Work to be completed:
Please restate the following records word for word.

Data for the task:

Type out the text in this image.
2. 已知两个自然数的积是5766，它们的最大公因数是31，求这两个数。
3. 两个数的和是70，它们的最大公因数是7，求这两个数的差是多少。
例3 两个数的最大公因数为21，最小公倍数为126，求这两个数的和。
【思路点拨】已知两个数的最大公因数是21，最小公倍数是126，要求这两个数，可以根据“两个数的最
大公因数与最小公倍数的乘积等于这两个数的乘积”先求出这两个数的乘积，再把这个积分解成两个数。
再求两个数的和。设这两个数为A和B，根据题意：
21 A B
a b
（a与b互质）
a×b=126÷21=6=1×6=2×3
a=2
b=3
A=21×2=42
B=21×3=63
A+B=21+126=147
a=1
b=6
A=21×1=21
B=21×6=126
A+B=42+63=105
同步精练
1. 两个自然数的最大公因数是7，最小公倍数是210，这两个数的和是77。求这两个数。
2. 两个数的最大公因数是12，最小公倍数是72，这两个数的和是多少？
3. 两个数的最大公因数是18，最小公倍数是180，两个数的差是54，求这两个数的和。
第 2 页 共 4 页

Exercise solution:
Type out the text in this image.
2. 已知两个自然数的积是5766，它们的最大公因数是31，求这两个数。
3. 两个数的和是70，它们的最大公因数是7，求这两个数的差是多少。
例3 两个数的最大公因数为21，最小公倍数为126，求这两个数的和。
【思路点拨】已知两个数的最大公因数是21，最小公倍数是126，要求这两个数，可以根据“两个数的最
大公因数与最小公倍数的乘积等于这两个数的乘积”先求出这两个数的乘积，再把这个积分解成两个数。
再求两个数的和。设这两个数为A和B，根据题意：
21 A B
a b
（a与b互质）
a×b=126÷21=6=1×6=2×3
a=2
b=3
A=21×2=42
B=21×3=63
A+B=21+126=147
a=1
b=6
A=21×1=21
B=21×6=126
A+B=42+63=105
同步精练
1. 两个自然数的最大公因数是7，最小公倍数是210，这两个数的和是77。求这两个数。
2. 两个数的最大公因数是12，最小公倍数是72，这两个数的和是多少？
3. 两个数的最大公因数是18，最小公倍数是180，两个数的差是54，求这两个数的和。
第 2 页 共 4 页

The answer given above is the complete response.